● **AIM**: Copy each line below that contains "frac".

● **ENTRIES PROVIDED**:
= = = = =

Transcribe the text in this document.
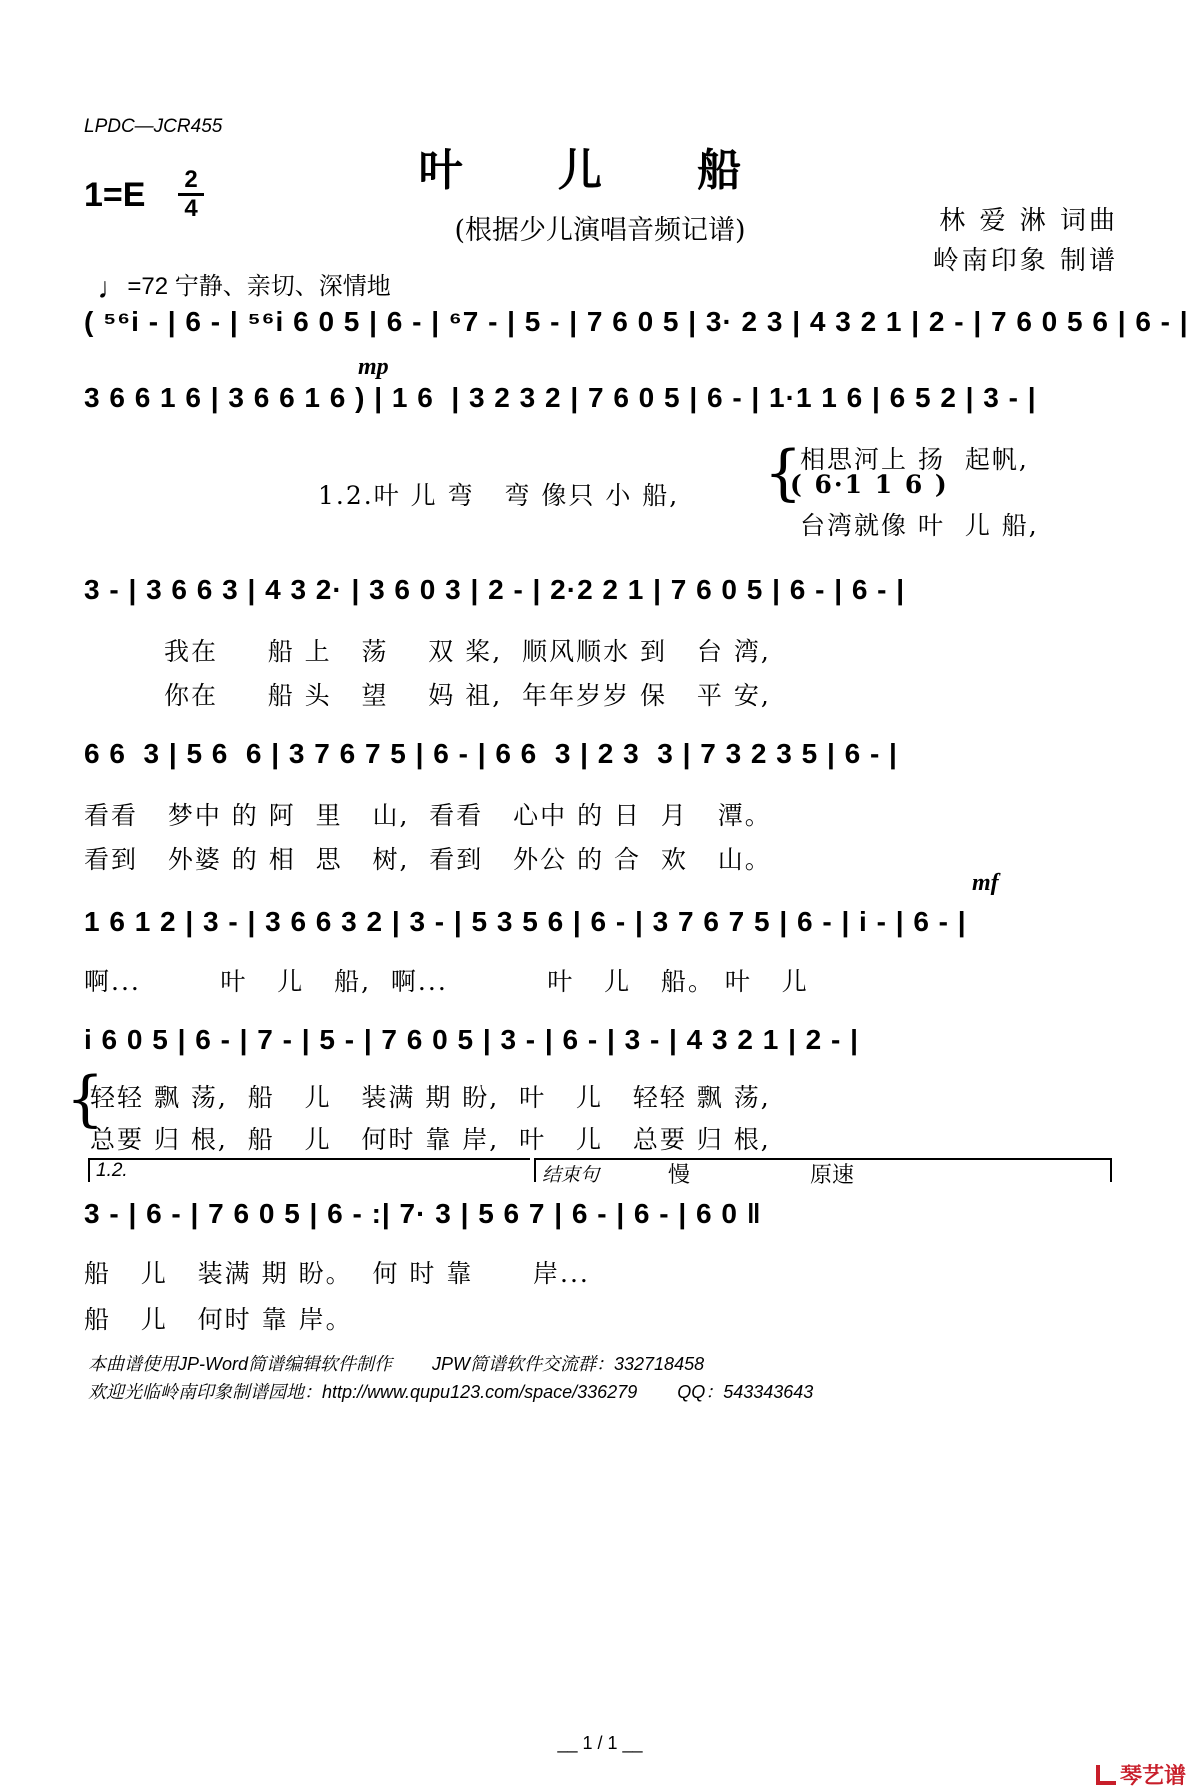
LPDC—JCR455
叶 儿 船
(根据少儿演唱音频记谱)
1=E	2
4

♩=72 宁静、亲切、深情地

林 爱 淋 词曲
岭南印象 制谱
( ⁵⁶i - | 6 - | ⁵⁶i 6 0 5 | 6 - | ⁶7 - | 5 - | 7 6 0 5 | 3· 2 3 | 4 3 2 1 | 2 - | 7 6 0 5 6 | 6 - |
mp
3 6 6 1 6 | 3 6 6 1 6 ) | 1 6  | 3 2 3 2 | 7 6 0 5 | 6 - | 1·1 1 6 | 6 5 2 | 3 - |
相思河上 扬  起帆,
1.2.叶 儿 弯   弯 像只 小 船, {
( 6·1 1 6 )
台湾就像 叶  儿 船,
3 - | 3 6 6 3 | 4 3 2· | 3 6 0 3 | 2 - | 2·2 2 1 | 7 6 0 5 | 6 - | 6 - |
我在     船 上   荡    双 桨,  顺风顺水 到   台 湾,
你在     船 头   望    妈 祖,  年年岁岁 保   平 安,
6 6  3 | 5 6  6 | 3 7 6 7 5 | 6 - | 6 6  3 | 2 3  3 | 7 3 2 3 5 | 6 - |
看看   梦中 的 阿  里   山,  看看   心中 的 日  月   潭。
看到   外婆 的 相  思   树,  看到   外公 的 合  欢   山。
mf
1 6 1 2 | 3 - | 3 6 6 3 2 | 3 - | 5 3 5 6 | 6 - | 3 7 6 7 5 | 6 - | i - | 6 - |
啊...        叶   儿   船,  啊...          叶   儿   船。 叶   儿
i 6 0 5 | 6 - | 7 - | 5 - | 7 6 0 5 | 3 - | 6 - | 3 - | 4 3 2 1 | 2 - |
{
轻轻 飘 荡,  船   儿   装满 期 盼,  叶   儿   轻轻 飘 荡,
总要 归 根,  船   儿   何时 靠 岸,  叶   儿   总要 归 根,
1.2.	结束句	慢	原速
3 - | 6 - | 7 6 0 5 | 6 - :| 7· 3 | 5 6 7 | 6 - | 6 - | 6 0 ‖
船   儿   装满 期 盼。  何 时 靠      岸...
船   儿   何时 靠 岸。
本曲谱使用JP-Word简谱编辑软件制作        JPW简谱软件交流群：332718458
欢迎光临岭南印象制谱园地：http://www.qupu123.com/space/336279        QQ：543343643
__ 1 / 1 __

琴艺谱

= = = = =

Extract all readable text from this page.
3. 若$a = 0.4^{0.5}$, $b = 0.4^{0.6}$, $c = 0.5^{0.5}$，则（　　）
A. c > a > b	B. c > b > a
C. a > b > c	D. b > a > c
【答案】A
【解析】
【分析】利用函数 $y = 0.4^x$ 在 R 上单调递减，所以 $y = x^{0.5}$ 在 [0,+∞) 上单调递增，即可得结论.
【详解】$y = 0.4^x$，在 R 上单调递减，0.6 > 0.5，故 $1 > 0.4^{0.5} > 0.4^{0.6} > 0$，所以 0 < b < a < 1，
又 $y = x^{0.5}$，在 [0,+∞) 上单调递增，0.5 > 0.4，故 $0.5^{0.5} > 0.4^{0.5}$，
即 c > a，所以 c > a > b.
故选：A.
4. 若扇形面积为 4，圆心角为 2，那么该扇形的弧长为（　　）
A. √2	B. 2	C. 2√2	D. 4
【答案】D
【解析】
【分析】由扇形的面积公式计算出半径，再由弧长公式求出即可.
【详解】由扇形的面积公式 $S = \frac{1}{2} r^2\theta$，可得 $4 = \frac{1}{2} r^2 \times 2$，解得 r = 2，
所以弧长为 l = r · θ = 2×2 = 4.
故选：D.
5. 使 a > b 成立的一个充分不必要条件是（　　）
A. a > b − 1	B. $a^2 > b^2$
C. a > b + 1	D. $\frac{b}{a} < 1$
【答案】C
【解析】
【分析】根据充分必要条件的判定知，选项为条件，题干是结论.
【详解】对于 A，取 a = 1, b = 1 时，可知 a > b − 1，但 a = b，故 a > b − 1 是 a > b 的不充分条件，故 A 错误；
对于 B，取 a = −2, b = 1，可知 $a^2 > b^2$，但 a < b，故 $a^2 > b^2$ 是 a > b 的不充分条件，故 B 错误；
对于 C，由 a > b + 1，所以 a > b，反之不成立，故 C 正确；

= = = = =

● **FULL OUTPUT**:
【详解】由扇形的面积公式 $S = \frac{1}{2} r^2\theta$，可得 $4 = \frac{1}{2} r^2 \times 2$，解得 r = 2，
C. a > b + 1	D. $\frac{b}{a} < 1$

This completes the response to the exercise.